▸ **GIVEN INFORMATION**
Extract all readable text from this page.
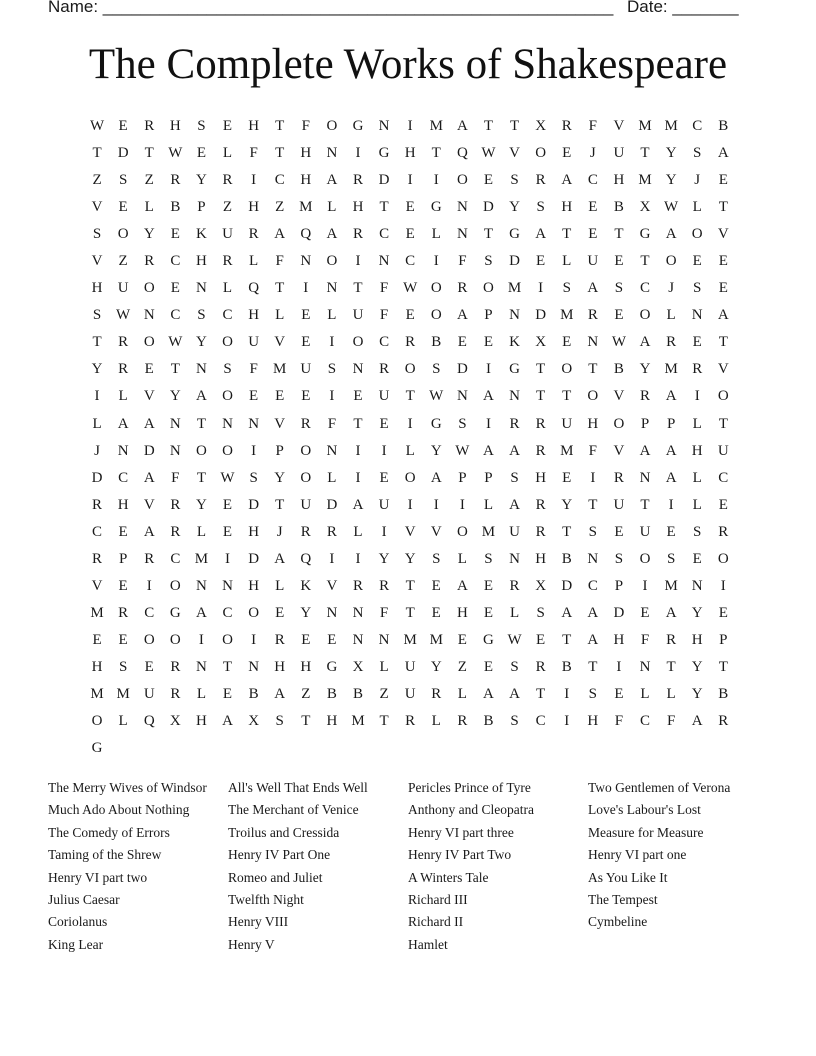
Name: ______________________________________________________ Date: _______
The Complete Works of Shakespeare
W E	R	H	S	E	H	T	F	O	G	N	I	M A	T	T	X	R	F	V M M C	B
T	D	T W E	L	F	T	H	N	I	G	H	T	Q W V	O	E	J	U	T	Y	S	A
Z	S	Z	R	Y	R	I	C	H	A	R	D	I	I	O	E	S	R	A	C	H M Y	J	E
V	E	L	B	P	Z	H	Z M L	H	T	E	G	N	D	Y	S	H	E	B	X W L	T
S	O	Y	E	K	U	R	A	Q	A	R	C	E	L	N	T	G	A	T	E	T	G	A	O	V
V	Z	R	C	H	R	L	F	N	O	I	N	C	I	F	S	D	E	L	U	E	T	O	E	E
H	U	O	E	N	L	Q	T	I	N	T	F W O	R	O M	I	S	A	S	C	J	S	E
S W N	C	S	C	H	L	E	L	U	F	E	O	A	P	N	D M R	E	O	L	N	A
T	R	O W Y	O	U	V	E	I	O	C	R	B	E	E	K	X	E	N W A	R	E	T
Y	R	E	T	N	S	F	M U	S	N	R	O	S	D	I	G	T	O	T	B	Y M R	V
I	L	V	Y	A	O	E	E	E	I	E	U	T W N	A	N	T	T	O	V	R	A	I	O
L	A	A	N	T	N	N	V	R	F	T	E	I	G	S	I	R	R	U	H	O	P	P	L	T
J	N	D	N	O	O	I	P	O	N	I	I	L	Y W A	A	R M	F	V	A	A	H	U
D	C	A	F	T W S	Y	O	L	I	E	O	A	P	P	S	H	E	I	R	N	A	L	C
R	H	V	R	Y	E	D	T	U	D	A	U	I	I	I	L	A	R	Y	T	U	T	I	L	E
C	E	A	R	L	E	H	J	R	R	L	I	V	V	O M U	R	T	S	E	U	E	S	R
R	P	R	C M	I	D	A	Q	I	I	Y	Y	S	L	S	N	H	B	N	S	O	S	E	O
V	E	I	O	N	N	H	L	K	V	R	R	T	E	A	E	R	X	D	C	P	I	M N	I
M R	C	G	A	C	O	E	Y	N	N	F	T	E	H	E	L	S	A	A	D	E	A	Y	E
E	E	O	O	I	O	I	R	E	E	N	N M M E	G W E	T	A	H	F	R	H	P
H	S	E	R	N	T	N	H	H	G	X	L	U	Y	Z	E	S	R	B	T	I	N	T	Y	T
M M U	R	L	E	B	A	Z	B	B	Z	U	R	L	A	A	T	I	S	E	L	L	Y	B
O	L	Q	X	H	A	X	S	T	H M T	R	L	R	B	S	C	I	H	F	C	F	A	R
G
The Merry Wives of Windsor	All's Well That Ends Well	Pericles Prince of Tyre	Two Gentlemen of Verona
Much Ado About Nothing	The Merchant of Venice	Anthony and Cleopatra	Love's Labour's Lost
The Comedy of Errors	Troilus and Cressida	Henry VI part three	Measure for Measure
Taming of the Shrew	Henry IV Part One	Henry IV Part Two	Henry VI part one
Henry VI part two	Romeo and Juliet	A Winters Tale	As You Like It
Julius Caesar	Twelfth Night	Richard III	The Tempest
Coriolanus	Henry VIII	Richard II	Cymbeline
King Lear	Henry V	Hamlet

▸ **STATED TASK**
Every line of the records that includes the word "Henry" should be gathered.

▸ **TASK ANSWER**
The Comedy of Errors	Troilus and Cressida	Henry VI part three	Measure for Measure
Taming of the Shrew	Henry IV Part One	Henry IV Part Two	Henry VI part one
Henry VI part two	Romeo and Juliet	A Winters Tale	As You Like It
Coriolanus	Henry VIII	Richard II	Cymbeline
King Lear	Henry V	Hamlet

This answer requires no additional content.